Dataset entries on figures
________________________________________
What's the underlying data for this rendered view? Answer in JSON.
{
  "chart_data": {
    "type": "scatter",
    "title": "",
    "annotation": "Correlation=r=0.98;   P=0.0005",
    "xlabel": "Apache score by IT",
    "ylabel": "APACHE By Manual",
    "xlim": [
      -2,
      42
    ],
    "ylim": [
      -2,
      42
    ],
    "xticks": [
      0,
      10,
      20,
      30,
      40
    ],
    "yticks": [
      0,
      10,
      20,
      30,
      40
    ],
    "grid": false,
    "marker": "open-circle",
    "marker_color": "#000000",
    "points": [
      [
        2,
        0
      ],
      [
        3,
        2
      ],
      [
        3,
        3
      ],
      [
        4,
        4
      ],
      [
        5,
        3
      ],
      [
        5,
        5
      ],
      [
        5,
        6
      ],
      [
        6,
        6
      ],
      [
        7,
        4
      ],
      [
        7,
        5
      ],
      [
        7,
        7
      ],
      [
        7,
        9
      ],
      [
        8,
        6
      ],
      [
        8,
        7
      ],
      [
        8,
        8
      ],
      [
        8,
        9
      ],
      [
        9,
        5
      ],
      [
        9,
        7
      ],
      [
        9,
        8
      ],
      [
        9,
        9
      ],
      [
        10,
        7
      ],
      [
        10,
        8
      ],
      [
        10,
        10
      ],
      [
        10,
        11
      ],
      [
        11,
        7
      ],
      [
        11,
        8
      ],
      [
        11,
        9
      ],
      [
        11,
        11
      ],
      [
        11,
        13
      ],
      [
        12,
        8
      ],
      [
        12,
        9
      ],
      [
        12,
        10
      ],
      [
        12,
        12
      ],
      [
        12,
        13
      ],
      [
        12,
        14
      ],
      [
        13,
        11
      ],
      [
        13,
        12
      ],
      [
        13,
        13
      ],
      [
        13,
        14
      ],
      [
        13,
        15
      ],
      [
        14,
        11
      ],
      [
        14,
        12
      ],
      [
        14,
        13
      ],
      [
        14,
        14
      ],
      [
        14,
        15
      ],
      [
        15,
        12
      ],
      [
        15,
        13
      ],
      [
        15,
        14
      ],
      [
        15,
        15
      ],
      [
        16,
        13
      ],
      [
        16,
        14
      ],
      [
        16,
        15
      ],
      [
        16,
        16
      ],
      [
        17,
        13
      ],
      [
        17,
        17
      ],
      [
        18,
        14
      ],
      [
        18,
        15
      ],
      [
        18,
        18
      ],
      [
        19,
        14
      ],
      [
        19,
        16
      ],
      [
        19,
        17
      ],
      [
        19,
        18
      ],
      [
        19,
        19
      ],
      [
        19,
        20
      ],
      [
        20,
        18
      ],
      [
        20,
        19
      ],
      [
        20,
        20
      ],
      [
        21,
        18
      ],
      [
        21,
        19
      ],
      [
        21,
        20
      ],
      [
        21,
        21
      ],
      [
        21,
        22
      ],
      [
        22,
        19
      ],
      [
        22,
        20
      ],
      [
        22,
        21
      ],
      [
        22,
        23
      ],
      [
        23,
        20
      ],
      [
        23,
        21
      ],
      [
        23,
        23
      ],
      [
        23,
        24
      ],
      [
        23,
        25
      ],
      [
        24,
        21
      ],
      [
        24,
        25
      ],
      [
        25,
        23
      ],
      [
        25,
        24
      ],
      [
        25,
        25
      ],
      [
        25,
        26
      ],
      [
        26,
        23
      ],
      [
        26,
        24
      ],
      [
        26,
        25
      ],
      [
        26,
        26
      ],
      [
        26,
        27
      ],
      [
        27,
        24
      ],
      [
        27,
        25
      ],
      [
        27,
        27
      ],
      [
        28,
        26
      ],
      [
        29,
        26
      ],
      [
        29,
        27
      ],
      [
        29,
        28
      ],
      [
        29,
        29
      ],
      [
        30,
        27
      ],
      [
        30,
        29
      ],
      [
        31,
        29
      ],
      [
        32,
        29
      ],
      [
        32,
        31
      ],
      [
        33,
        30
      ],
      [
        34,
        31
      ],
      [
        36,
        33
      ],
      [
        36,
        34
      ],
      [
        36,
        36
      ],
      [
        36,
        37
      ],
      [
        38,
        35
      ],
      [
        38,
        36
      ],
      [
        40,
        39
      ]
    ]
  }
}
________________________________________
# WHAT TO DO:
Print out every record again, exactly and in full.

# PROBLEM SOLUTION:
What's the underlying data for this rendered view? Answer in JSON.
{
  "chart_data": {
    "type": "scatter",
    "title": "",
    "annotation": "Correlation=r=0.98;   P=0.0005",
    "xlabel": "Apache score by IT",
    "ylabel": "APACHE By Manual",
    "xlim": [
      -2,
      42
    ],
    "ylim": [
      -2,
      42
    ],
    "xticks": [
      0,
      10,
      20,
      30,
      40
    ],
    "yticks": [
      0,
      10,
      20,
      30,
      40
    ],
    "grid": false,
    "marker": "open-circle",
    "marker_color": "#000000",
    "points": [
      [
        2,
        0
      ],
      [
        3,
        2
      ],
      [
        3,
        3
      ],
      [
        4,
        4
      ],
      [
        5,
        3
      ],
      [
        5,
        5
      ],
      [
        5,
        6
      ],
      [
        6,
        6
      ],
      [
        7,
        4
      ],
      [
        7,
        5
      ],
      [
        7,
        7
      ],
      [
        7,
        9
      ],
      [
        8,
        6
      ],
      [
        8,
        7
      ],
      [
        8,
        8
      ],
      [
        8,
        9
      ],
      [
        9,
        5
      ],
      [
        9,
        7
      ],
      [
        9,
        8
      ],
      [
        9,
        9
      ],
      [
        10,
        7
      ],
      [
        10,
        8
      ],
      [
        10,
        10
      ],
      [
        10,
        11
      ],
      [
        11,
        7
      ],
      [
        11,
        8
      ],
      [
        11,
        9
      ],
      [
        11,
        11
      ],
      [
        11,
        13
      ],
      [
        12,
        8
      ],
      [
        12,
        9
      ],
      [
        12,
        10
      ],
      [
        12,
        12
      ],
      [
        12,
        13
      ],
      [
        12,
        14
      ],
      [
        13,
        11
      ],
      [
        13,
        12
      ],
      [
        13,
        13
      ],
      [
        13,
        14
      ],
      [
        13,
        15
      ],
      [
        14,
        11
      ],
      [
        14,
        12
      ],
      [
        14,
        13
      ],
      [
        14,
        14
      ],
      [
        14,
        15
      ],
      [
        15,
        12
      ],
      [
        15,
        13
      ],
      [
        15,
        14
      ],
      [
        15,
        15
      ],
      [
        16,
        13
      ],
      [
        16,
        14
      ],
      [
        16,
        15
      ],
      [
        16,
        16
      ],
      [
        17,
        13
      ],
      [
        17,
        17
      ],
      [
        18,
        14
      ],
      [
        18,
        15
      ],
      [
        18,
        18
      ],
      [
        19,
        14
      ],
      [
        19,
        16
      ],
      [
        19,
        17
      ],
      [
        19,
        18
      ],
      [
        19,
        19
      ],
      [
        19,
        20
      ],
      [
        20,
        18
      ],
      [
        20,
        19
      ],
      [
        20,
        20
      ],
      [
        21,
        18
      ],
      [
        21,
        19
      ],
      [
        21,
        20
      ],
      [
        21,
        21
      ],
      [
        21,
        22
      ],
      [
        22,
        19
      ],
      [
        22,
        20
      ],
      [
        22,
        21
      ],
      [
        22,
        23
      ],
      [
        23,
        20
      ],
      [
        23,
        21
      ],
      [
        23,
        23
      ],
      [
        23,
        24
      ],
      [
        23,
        25
      ],
      [
        24,
        21
      ],
      [
        24,
        25
      ],
      [
        25,
        23
      ],
      [
        25,
        24
      ],
      [
        25,
        25
      ],
      [
        25,
        26
      ],
      [
        26,
        23
      ],
      [
        26,
        24
      ],
      [
        26,
        25
      ],
      [
        26,
        26
      ],
      [
        26,
        27
      ],
      [
        27,
        24
      ],
      [
        27,
        25
      ],
      [
        27,
        27
      ],
      [
        28,
        26
      ],
      [
        29,
        26
      ],
      [
        29,
        27
      ],
      [
        29,
        28
      ],
      [
        29,
        29
      ],
      [
        30,
        27
      ],
      [
        30,
        29
      ],
      [
        31,
        29
      ],
      [
        32,
        29
      ],
      [
        32,
        31
      ],
      [
        33,
        30
      ],
      [
        34,
        31
      ],
      [
        36,
        33
      ],
      [
        36,
        34
      ],
      [
        36,
        36
      ],
      [
        36,
        37
      ],
      [
        38,
        35
      ],
      [
        38,
        36
      ],
      [
        40,
        39
      ]
    ]
  }
}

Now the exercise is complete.